What you have to do:
Copy the lines that follow, keeping every character the same.

Entries shown:
════════════════

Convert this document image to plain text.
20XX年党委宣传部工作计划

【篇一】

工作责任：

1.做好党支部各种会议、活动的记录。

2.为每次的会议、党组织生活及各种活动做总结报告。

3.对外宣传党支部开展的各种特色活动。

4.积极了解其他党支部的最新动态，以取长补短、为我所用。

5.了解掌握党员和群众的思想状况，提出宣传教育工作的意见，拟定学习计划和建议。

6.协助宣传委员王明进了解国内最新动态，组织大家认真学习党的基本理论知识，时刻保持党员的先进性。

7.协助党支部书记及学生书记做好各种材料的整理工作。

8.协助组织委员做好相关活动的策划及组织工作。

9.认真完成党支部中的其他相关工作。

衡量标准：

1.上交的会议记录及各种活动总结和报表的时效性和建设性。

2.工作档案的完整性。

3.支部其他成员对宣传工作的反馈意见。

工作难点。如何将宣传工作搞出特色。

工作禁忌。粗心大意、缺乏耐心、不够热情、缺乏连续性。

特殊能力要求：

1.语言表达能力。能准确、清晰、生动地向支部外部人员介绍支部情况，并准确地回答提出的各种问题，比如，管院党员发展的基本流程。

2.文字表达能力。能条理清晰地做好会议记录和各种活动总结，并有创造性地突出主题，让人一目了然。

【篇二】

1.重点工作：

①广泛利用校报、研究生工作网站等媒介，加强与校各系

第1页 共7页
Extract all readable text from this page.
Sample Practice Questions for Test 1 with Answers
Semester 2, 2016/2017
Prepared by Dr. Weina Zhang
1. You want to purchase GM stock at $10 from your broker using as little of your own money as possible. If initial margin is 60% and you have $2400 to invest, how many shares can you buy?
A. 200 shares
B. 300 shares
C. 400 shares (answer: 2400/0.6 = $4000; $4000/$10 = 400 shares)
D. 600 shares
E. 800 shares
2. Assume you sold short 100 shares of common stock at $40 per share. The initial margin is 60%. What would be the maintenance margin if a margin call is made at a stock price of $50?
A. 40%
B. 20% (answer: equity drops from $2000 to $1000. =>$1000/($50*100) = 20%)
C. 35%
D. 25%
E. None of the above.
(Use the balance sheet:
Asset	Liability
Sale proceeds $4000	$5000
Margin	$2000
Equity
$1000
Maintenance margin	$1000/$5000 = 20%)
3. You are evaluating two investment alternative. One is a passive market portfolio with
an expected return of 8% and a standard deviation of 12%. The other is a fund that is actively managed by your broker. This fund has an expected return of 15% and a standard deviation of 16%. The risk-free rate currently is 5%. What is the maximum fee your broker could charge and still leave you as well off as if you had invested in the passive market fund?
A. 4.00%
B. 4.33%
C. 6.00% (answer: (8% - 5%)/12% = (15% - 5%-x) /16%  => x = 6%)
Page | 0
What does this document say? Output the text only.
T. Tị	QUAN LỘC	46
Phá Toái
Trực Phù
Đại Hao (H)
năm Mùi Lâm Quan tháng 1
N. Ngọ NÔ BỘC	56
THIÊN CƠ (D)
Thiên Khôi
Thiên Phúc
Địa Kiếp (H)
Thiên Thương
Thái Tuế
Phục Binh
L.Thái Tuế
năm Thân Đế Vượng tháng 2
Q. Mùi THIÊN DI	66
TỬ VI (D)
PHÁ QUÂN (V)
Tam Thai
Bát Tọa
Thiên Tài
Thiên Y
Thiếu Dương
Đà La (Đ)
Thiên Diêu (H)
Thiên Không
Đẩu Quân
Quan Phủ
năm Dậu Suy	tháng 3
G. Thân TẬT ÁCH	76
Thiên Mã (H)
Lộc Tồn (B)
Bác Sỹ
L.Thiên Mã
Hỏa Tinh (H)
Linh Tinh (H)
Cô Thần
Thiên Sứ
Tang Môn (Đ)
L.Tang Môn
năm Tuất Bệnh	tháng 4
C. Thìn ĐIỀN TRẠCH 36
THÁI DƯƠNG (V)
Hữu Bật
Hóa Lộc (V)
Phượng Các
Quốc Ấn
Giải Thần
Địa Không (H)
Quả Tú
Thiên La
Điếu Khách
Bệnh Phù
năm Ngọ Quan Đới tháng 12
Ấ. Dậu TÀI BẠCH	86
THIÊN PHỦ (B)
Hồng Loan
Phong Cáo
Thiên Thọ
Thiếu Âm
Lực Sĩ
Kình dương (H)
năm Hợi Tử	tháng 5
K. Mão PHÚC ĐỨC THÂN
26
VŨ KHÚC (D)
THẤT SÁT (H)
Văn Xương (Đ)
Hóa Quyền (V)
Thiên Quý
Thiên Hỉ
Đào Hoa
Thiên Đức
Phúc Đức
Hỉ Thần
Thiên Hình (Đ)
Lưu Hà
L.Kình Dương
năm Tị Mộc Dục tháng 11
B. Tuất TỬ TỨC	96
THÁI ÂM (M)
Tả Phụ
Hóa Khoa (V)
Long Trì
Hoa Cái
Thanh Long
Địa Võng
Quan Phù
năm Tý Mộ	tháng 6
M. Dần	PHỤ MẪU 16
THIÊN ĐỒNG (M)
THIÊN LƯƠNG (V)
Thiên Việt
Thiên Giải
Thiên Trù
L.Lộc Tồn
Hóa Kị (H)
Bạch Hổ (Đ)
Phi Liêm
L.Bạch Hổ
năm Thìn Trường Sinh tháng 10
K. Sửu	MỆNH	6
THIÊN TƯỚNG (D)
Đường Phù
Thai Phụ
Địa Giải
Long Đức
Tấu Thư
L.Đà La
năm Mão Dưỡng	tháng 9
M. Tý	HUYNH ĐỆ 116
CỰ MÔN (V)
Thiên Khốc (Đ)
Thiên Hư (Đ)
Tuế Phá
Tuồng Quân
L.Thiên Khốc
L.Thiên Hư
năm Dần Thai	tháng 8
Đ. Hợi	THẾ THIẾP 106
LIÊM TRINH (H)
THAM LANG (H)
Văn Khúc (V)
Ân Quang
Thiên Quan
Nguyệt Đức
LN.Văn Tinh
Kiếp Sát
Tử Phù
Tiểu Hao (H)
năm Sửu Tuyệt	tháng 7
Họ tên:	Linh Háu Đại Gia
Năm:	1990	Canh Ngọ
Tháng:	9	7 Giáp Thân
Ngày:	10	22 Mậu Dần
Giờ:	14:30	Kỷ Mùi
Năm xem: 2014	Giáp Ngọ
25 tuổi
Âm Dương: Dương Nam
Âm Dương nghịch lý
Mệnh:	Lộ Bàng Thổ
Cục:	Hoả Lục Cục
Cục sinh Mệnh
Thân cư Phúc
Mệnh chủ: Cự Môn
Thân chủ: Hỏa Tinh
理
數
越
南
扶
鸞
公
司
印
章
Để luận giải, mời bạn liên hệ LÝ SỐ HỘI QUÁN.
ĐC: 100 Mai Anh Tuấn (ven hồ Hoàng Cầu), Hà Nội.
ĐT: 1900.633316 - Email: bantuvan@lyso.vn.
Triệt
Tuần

════════════════

Task result:
Convert this document image to plain text.
20XX年党委宣传部工作计划

【篇一】

工作责任：

1.做好党支部各种会议、活动的记录。

2.为每次的会议、党组织生活及各种活动做总结报告。

3.对外宣传党支部开展的各种特色活动。

4.积极了解其他党支部的最新动态，以取长补短、为我所用。

5.了解掌握党员和群众的思想状况，提出宣传教育工作的意见，拟定学习计划和建议。

6.协助宣传委员王明进了解国内最新动态，组织大家认真学习党的基本理论知识，时刻保持党员的先进性。

7.协助党支部书记及学生书记做好各种材料的整理工作。

8.协助组织委员做好相关活动的策划及组织工作。

9.认真完成党支部中的其他相关工作。

衡量标准：

1.上交的会议记录及各种活动总结和报表的时效性和建设性。

2.工作档案的完整性。

3.支部其他成员对宣传工作的反馈意见。

工作难点。如何将宣传工作搞出特色。

工作禁忌。粗心大意、缺乏耐心、不够热情、缺乏连续性。

特殊能力要求：

1.语言表达能力。能准确、清晰、生动地向支部外部人员介绍支部情况，并准确地回答提出的各种问题，比如，管院党员发展的基本流程。

2.文字表达能力。能条理清晰地做好会议记录和各种活动总结，并有创造性地突出主题，让人一目了然。

【篇二】

1.重点工作：

①广泛利用校报、研究生工作网站等媒介，加强与校各系

第1页 共7页
Extract all readable text from this page.
Sample Practice Questions for Test 1 with Answers
Semester 2, 2016/2017
Prepared by Dr. Weina Zhang
1. You want to purchase GM stock at $10 from your broker using as little of your own money as possible. If initial margin is 60% and you have $2400 to invest, how many shares can you buy?
A. 200 shares
B. 300 shares
C. 400 shares (answer: 2400/0.6 = $4000; $4000/$10 = 400 shares)
D. 600 shares
E. 800 shares
2. Assume you sold short 100 shares of common stock at $40 per share. The initial margin is 60%. What would be the maintenance margin if a margin call is made at a stock price of $50?
A. 40%
B. 20% (answer: equity drops from $2000 to $1000. =>$1000/($50*100) = 20%)
C. 35%
D. 25%
E. None of the above.
(Use the balance sheet:
Asset	Liability
Sale proceeds $4000	$5000
Margin	$2000
Equity
$1000
Maintenance margin	$1000/$5000 = 20%)
3. You are evaluating two investment alternative. One is a passive market portfolio with
an expected return of 8% and a standard deviation of 12%. The other is a fund that is actively managed by your broker. This fund has an expected return of 15% and a standard deviation of 16%. The risk-free rate currently is 5%. What is the maximum fee your broker could charge and still leave you as well off as if you had invested in the passive market fund?
A. 4.00%
B. 4.33%
C. 6.00% (answer: (8% - 5%)/12% = (15% - 5%-x) /16%  => x = 6%)
Page | 0
What does this document say? Output the text only.
T. Tị	QUAN LỘC	46
Phá Toái
Trực Phù
Đại Hao (H)
năm Mùi Lâm Quan tháng 1
N. Ngọ NÔ BỘC	56
THIÊN CƠ (D)
Thiên Khôi
Thiên Phúc
Địa Kiếp (H)
Thiên Thương
Thái Tuế
Phục Binh
L.Thái Tuế
năm Thân Đế Vượng tháng 2
Q. Mùi THIÊN DI	66
TỬ VI (D)
PHÁ QUÂN (V)
Tam Thai
Bát Tọa
Thiên Tài
Thiên Y
Thiếu Dương
Đà La (Đ)
Thiên Diêu (H)
Thiên Không
Đẩu Quân
Quan Phủ
năm Dậu Suy	tháng 3
G. Thân TẬT ÁCH	76
Thiên Mã (H)
Lộc Tồn (B)
Bác Sỹ
L.Thiên Mã
Hỏa Tinh (H)
Linh Tinh (H)
Cô Thần
Thiên Sứ
Tang Môn (Đ)
L.Tang Môn
năm Tuất Bệnh	tháng 4
C. Thìn ĐIỀN TRẠCH 36
THÁI DƯƠNG (V)
Hữu Bật
Hóa Lộc (V)
Phượng Các
Quốc Ấn
Giải Thần
Địa Không (H)
Quả Tú
Thiên La
Điếu Khách
Bệnh Phù
năm Ngọ Quan Đới tháng 12
Ấ. Dậu TÀI BẠCH	86
THIÊN PHỦ (B)
Hồng Loan
Phong Cáo
Thiên Thọ
Thiếu Âm
Lực Sĩ
Kình dương (H)
năm Hợi Tử	tháng 5
K. Mão PHÚC ĐỨC THÂN
26
VŨ KHÚC (D)
THẤT SÁT (H)
Văn Xương (Đ)
Hóa Quyền (V)
Thiên Quý
Thiên Hỉ
Đào Hoa
Thiên Đức
Phúc Đức
Hỉ Thần
Thiên Hình (Đ)
Lưu Hà
L.Kình Dương
năm Tị Mộc Dục tháng 11
B. Tuất TỬ TỨC	96
THÁI ÂM (M)
Tả Phụ
Hóa Khoa (V)
Long Trì
Hoa Cái
Thanh Long
Địa Võng
Quan Phù
năm Tý Mộ	tháng 6
M. Dần	PHỤ MẪU 16
THIÊN ĐỒNG (M)
THIÊN LƯƠNG (V)
Thiên Việt
Thiên Giải
Thiên Trù
L.Lộc Tồn
Hóa Kị (H)
Bạch Hổ (Đ)
Phi Liêm
L.Bạch Hổ
năm Thìn Trường Sinh tháng 10
K. Sửu	MỆNH	6
THIÊN TƯỚNG (D)
Đường Phù
Thai Phụ
Địa Giải
Long Đức
Tấu Thư
L.Đà La
năm Mão Dưỡng	tháng 9
M. Tý	HUYNH ĐỆ 116
CỰ MÔN (V)
Thiên Khốc (Đ)
Thiên Hư (Đ)
Tuế Phá
Tuồng Quân
L.Thiên Khốc
L.Thiên Hư
năm Dần Thai	tháng 8
Đ. Hợi	THẾ THIẾP 106
LIÊM TRINH (H)
THAM LANG (H)
Văn Khúc (V)
Ân Quang
Thiên Quan
Nguyệt Đức
LN.Văn Tinh
Kiếp Sát
Tử Phù
Tiểu Hao (H)
năm Sửu Tuyệt	tháng 7
Họ tên:	Linh Háu Đại Gia
Năm:	1990	Canh Ngọ
Tháng:	9	7 Giáp Thân
Ngày:	10	22 Mậu Dần
Giờ:	14:30	Kỷ Mùi
Năm xem: 2014	Giáp Ngọ
25 tuổi
Âm Dương: Dương Nam
Âm Dương nghịch lý
Mệnh:	Lộ Bàng Thổ
Cục:	Hoả Lục Cục
Cục sinh Mệnh
Thân cư Phúc
Mệnh chủ: Cự Môn
Thân chủ: Hỏa Tinh
理
數
越
南
扶
鸞
公
司
印
章
Để luận giải, mời bạn liên hệ LÝ SỐ HỘI QUÁN.
ĐC: 100 Mai Anh Tuấn (ven hồ Hoàng Cầu), Hà Nội.
ĐT: 1900.633316 - Email: bantuvan@lyso.vn.
Triệt
Tuần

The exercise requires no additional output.